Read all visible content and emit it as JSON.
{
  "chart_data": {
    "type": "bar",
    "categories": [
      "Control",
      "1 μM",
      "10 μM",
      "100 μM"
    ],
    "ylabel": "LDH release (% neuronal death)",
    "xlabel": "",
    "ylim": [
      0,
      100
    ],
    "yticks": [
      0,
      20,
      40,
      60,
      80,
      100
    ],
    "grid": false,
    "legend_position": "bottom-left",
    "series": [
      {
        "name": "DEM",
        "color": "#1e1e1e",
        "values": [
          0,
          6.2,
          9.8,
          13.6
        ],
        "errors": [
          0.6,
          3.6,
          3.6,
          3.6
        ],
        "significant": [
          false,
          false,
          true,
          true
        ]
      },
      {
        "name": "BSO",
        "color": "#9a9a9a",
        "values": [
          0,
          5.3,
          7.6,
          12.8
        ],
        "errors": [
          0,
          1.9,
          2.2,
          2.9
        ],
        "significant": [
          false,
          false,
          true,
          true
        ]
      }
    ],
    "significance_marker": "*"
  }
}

=======

__Work to do__.
Retype the listing exactly, in full.

__Output of the exercise__.
Read all visible content and emit it as JSON.
{
  "chart_data": {
    "type": "bar",
    "categories": [
      "Control",
      "1 μM",
      "10 μM",
      "100 μM"
    ],
    "ylabel": "LDH release (% neuronal death)",
    "xlabel": "",
    "ylim": [
      0,
      100
    ],
    "yticks": [
      0,
      20,
      40,
      60,
      80,
      100
    ],
    "grid": false,
    "legend_position": "bottom-left",
    "series": [
      {
        "name": "DEM",
        "color": "#1e1e1e",
        "values": [
          0,
          6.2,
          9.8,
          13.6
        ],
        "errors": [
          0.6,
          3.6,
          3.6,
          3.6
        ],
        "significant": [
          false,
          false,
          true,
          true
        ]
      },
      {
        "name": "BSO",
        "color": "#9a9a9a",
        "values": [
          0,
          5.3,
          7.6,
          12.8
        ],
        "errors": [
          0,
          1.9,
          2.2,
          2.9
        ],
        "significant": [
          false,
          false,
          true,
          true
        ]
      }
    ],
    "significance_marker": "*"
  }
}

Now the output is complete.